* _Text passage_:
▬▬▬▬▬▬▬▬▬▬

Actually, that's a feature... Ctrl-C exits insert mode. If it quit vim when in Normal mode, you'd accidentally quit Vim all the time. Less annoying to just show a helpful message in case you actually meant quit, than dump everyone who knows what Ctrl-C does back to a shell.


I think more important than exiting insert mode is (as I described in a peer comment, hopefully clearly) killing foreground processes you've spawned out of vim. 1) With exiting insert mode there's the option of using escape instead (or capslock or jk or whatever people bind it to), and 2), I think most importantly, with killing processes there's an actual race condition: if the command finishes after I decide to kill it and before vim registers my Ctrl-c, exiting is totally the wrong thing to do.


I would think that it's because ViM wants you to learn something about how the it works.

If it just exited with Ctrl-C, you'd never get to know about the : magic.

▬▬▬▬▬▬▬▬▬▬

* _Stored records_:
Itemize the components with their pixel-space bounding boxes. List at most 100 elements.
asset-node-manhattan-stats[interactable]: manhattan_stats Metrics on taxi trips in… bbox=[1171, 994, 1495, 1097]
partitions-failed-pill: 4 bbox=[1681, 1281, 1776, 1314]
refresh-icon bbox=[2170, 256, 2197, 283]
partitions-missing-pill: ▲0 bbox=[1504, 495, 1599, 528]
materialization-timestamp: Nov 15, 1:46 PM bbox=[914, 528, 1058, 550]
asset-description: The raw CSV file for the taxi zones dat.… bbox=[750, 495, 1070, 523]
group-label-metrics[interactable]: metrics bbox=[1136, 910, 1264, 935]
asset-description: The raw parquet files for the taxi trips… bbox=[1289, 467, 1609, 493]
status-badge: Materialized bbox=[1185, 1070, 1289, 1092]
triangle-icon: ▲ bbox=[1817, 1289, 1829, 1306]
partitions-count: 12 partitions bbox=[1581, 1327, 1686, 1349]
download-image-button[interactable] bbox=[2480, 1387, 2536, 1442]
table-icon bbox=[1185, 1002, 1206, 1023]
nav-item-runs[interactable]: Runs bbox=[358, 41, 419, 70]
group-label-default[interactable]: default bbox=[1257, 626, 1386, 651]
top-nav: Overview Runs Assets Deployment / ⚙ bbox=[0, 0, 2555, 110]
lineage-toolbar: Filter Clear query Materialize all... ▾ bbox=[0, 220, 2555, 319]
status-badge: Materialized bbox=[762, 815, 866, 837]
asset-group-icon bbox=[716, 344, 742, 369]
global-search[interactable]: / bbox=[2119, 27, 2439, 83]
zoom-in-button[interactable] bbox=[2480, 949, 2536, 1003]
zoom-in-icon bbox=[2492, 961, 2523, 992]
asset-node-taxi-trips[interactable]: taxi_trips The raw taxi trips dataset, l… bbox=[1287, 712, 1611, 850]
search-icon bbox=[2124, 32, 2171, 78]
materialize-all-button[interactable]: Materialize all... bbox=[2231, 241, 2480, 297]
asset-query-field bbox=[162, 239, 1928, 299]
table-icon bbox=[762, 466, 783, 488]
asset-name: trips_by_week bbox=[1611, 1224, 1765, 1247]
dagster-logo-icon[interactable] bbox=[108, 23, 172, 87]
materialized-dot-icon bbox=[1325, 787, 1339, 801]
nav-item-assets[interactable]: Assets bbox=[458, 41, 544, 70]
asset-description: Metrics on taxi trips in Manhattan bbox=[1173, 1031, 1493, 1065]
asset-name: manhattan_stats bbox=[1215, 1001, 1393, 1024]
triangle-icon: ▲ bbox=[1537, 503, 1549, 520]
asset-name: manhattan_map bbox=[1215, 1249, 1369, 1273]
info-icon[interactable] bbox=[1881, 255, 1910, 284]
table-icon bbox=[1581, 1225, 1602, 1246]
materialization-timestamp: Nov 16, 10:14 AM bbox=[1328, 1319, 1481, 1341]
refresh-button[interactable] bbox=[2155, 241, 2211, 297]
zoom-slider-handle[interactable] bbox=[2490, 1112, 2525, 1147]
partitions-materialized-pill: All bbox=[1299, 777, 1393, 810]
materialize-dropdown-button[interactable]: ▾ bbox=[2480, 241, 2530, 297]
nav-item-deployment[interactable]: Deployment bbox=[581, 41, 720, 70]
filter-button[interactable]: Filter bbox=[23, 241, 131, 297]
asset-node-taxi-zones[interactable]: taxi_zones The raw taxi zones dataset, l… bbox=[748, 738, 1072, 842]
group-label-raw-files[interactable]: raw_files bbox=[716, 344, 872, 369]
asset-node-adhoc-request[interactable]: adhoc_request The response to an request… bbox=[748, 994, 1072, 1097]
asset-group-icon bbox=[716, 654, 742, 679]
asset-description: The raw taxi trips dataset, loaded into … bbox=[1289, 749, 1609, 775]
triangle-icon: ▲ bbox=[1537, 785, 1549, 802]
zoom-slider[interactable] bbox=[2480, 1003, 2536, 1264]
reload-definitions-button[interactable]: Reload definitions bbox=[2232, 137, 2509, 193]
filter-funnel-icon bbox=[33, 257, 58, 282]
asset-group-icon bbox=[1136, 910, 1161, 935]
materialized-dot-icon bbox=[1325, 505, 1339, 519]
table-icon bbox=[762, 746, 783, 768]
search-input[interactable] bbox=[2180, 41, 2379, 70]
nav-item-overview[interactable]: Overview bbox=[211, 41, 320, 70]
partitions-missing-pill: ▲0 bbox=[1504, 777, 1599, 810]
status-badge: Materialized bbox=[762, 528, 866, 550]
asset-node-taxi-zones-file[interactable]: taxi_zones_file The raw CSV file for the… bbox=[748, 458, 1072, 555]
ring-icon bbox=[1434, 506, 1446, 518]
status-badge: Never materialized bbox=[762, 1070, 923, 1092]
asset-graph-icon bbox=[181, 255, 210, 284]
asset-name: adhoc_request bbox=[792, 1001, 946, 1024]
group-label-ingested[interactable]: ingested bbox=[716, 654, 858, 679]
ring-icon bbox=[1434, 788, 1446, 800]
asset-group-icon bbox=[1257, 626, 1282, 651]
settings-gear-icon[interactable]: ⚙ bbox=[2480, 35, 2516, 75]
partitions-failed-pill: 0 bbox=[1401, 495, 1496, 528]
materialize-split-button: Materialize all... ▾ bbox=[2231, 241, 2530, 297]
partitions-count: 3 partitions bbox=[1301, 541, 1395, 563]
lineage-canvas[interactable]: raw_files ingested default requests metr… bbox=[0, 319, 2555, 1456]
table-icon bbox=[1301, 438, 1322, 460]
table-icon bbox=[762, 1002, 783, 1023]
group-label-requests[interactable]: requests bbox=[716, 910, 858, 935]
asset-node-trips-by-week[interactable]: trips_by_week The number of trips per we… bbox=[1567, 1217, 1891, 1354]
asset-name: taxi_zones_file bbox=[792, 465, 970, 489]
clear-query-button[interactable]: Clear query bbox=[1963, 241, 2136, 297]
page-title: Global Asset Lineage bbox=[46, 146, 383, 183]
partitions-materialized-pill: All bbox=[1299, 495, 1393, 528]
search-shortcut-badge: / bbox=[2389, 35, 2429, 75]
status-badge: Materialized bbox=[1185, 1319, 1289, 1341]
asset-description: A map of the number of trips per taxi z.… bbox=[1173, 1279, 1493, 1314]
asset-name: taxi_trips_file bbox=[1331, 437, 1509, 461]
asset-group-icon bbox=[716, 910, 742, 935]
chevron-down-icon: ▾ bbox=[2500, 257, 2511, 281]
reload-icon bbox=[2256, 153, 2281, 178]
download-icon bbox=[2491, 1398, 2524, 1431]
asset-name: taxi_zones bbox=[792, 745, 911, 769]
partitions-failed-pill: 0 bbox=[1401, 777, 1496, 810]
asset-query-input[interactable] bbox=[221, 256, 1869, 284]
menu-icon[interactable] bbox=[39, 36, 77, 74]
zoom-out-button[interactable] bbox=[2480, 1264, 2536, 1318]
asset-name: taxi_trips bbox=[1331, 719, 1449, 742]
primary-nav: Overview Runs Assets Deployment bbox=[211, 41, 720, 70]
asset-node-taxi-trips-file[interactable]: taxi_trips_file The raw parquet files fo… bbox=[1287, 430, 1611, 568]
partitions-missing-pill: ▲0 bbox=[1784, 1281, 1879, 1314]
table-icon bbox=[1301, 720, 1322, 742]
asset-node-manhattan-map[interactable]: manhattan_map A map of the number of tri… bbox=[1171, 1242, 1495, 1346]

▬▬▬▬▬▬▬▬▬▬

* _Stated exercise_: Repeat the passage from the Ctrl-C in Vim discussion above, word for word, from "Actually, that's a" up to and including "thing to do.".

* _Answer to the problem_:
Actually, that's a feature... Ctrl-C exits insert mode. If it quit vim when in Normal mode, you'd accidentally quit Vim all the time. Less annoying to just show a helpful message in case you actually meant quit, than dump everyone who knows what Ctrl-C does back to a shell.


I think more important than exiting insert mode is (as I described in a peer comment, hopefully clearly) killing foreground processes you've spawned out of vim. 1) With exiting insert mode there's the option of using escape instead (or capslock or jk or whatever people bind it to), and 2), I think most importantly, with killing processes there's an actual race condition: if the command finishes after I decide to kill it and before vim registers my Ctrl-c, exiting is totally the wrong thing to do.